• OBJECTIVE: Lines before the one containing "Output a JSON" are excluded; reproduce that line and all lines after it in the entries below, exactly.

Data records
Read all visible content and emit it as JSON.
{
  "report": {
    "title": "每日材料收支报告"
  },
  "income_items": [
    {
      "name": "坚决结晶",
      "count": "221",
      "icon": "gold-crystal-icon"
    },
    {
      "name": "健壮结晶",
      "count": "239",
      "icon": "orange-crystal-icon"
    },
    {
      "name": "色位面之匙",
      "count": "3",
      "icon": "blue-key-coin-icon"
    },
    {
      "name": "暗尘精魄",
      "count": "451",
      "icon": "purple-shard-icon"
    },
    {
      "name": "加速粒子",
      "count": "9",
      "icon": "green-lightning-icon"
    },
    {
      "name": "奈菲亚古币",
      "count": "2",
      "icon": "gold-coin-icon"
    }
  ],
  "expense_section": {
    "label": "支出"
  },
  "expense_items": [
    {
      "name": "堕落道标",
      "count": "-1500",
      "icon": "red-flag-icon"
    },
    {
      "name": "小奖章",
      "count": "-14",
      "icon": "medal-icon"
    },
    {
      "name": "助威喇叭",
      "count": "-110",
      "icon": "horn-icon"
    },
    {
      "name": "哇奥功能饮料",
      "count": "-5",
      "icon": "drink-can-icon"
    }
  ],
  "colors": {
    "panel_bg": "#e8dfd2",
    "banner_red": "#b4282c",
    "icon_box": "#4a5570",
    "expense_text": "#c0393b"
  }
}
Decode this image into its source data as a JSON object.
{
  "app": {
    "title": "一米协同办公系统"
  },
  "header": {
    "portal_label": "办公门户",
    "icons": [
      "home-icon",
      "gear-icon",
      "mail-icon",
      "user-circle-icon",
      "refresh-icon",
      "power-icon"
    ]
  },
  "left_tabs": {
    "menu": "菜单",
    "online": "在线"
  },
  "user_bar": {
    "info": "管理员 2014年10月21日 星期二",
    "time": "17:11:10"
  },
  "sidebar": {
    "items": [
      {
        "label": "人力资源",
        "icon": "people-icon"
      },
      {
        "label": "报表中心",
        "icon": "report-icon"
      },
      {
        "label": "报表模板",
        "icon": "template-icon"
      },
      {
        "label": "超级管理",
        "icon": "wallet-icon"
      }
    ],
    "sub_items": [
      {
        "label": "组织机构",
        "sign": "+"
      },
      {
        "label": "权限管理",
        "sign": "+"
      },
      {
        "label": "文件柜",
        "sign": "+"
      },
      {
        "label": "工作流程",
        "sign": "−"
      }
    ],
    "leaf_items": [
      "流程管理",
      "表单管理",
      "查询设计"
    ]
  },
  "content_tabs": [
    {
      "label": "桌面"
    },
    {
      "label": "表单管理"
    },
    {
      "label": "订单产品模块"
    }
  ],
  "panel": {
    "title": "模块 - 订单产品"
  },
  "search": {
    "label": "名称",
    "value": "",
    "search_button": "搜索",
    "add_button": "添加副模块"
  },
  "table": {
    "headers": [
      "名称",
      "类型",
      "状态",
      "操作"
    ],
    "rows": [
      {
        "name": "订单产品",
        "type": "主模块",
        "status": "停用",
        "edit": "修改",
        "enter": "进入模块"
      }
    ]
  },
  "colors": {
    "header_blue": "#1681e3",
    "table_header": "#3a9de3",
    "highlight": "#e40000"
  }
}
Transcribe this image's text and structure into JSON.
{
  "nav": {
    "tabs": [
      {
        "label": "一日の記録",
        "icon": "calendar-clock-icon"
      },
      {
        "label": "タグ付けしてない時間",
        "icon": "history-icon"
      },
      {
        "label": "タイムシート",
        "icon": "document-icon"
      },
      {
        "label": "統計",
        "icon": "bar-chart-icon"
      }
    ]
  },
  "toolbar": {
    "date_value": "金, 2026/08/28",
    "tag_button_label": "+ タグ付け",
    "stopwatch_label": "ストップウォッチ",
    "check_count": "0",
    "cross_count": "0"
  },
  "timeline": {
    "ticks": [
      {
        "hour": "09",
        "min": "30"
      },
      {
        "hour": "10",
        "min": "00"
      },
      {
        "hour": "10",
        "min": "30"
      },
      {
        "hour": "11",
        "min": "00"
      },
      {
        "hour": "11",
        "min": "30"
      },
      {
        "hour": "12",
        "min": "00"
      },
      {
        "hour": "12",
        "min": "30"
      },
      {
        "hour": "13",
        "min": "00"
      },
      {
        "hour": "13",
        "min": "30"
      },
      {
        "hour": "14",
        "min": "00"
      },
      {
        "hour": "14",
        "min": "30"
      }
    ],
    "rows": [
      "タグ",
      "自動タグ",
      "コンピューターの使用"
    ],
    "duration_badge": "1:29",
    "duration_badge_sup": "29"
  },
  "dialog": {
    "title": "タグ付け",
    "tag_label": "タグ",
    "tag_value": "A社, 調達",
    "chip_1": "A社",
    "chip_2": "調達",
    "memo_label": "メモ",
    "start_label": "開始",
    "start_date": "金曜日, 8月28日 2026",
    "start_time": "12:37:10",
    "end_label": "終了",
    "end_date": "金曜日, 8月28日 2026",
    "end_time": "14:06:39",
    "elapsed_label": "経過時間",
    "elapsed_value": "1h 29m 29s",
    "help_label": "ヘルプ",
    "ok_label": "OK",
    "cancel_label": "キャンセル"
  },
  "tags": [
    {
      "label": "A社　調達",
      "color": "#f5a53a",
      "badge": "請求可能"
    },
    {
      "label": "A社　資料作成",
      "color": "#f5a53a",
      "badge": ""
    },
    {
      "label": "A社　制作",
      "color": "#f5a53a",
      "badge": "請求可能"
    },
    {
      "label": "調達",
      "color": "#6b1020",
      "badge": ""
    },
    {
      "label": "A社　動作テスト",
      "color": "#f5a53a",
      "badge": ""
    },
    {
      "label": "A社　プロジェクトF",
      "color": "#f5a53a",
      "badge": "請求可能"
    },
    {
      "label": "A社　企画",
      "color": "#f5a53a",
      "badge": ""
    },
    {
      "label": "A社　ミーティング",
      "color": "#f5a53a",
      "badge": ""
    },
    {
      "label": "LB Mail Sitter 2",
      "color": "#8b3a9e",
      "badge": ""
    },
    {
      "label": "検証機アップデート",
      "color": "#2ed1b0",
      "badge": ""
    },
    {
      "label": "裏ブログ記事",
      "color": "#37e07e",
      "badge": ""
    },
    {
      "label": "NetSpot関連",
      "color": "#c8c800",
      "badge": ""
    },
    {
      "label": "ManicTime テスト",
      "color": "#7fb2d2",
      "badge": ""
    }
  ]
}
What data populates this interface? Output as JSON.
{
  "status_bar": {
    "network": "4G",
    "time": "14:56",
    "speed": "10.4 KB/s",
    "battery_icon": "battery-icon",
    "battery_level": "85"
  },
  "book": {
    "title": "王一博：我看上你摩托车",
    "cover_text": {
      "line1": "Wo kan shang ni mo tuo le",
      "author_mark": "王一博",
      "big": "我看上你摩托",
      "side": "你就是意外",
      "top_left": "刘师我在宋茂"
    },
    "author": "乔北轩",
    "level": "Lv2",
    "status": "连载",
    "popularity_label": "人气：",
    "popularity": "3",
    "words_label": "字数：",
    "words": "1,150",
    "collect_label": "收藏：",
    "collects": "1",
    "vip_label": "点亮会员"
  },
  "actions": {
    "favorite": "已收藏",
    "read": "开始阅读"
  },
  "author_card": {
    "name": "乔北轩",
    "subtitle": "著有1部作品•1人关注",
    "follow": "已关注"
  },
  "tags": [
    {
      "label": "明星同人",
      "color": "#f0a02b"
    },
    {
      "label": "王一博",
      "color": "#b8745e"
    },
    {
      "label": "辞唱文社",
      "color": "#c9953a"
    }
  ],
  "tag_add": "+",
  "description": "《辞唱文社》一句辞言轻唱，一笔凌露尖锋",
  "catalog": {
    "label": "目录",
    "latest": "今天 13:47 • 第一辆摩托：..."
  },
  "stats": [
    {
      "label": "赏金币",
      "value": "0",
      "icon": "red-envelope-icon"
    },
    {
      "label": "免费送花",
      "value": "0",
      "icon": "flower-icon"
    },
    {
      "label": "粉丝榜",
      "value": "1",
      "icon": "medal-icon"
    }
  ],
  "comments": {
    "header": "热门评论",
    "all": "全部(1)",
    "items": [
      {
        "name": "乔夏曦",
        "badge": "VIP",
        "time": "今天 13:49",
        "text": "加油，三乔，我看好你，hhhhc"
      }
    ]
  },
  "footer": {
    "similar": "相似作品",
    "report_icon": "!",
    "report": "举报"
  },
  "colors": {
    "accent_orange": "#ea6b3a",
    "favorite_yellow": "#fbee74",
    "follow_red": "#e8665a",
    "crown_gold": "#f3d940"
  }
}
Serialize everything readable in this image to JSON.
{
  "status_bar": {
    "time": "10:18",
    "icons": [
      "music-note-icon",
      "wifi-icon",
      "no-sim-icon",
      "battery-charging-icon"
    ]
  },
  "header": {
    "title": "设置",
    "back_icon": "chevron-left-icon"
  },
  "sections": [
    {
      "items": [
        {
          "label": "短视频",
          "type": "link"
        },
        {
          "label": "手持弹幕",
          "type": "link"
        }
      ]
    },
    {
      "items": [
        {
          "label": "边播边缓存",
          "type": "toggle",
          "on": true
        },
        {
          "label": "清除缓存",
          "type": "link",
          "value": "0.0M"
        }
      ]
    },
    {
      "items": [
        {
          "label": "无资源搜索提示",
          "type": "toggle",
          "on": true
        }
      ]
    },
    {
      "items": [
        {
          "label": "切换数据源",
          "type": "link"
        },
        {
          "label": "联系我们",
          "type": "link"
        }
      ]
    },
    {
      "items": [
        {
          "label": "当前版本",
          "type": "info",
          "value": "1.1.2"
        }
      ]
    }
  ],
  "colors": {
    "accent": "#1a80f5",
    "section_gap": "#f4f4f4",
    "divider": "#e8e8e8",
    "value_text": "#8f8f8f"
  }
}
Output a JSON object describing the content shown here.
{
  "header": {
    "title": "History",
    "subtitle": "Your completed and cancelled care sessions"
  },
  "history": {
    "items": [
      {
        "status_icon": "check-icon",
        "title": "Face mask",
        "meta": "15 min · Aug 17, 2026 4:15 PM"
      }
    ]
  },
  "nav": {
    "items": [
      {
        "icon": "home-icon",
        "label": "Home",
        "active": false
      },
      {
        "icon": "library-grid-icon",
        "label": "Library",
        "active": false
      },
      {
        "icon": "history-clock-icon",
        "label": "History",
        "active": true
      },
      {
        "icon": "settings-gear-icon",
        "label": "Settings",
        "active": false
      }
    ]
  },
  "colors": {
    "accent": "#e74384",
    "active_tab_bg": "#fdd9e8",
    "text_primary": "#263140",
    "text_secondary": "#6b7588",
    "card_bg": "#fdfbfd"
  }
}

• RESULT BELOW:
Output a JSON object describing the content shown here.
{
  "header": {
    "title": "History",
    "subtitle": "Your completed and cancelled care sessions"
  },
  "history": {
    "items": [
      {
        "status_icon": "check-icon",
        "title": "Face mask",
        "meta": "15 min · Aug 17, 2026 4:15 PM"
      }
    ]
  },
  "nav": {
    "items": [
      {
        "icon": "home-icon",
        "label": "Home",
        "active": false
      },
      {
        "icon": "library-grid-icon",
        "label": "Library",
        "active": false
      },
      {
        "icon": "history-clock-icon",
        "label": "History",
        "active": true
      },
      {
        "icon": "settings-gear-icon",
        "label": "Settings",
        "active": false
      }
    ]
  },
  "colors": {
    "accent": "#e74384",
    "active_tab_bg": "#fdd9e8",
    "text_primary": "#263140",
    "text_secondary": "#6b7588",
    "card_bg": "#fdfbfd"
  }
}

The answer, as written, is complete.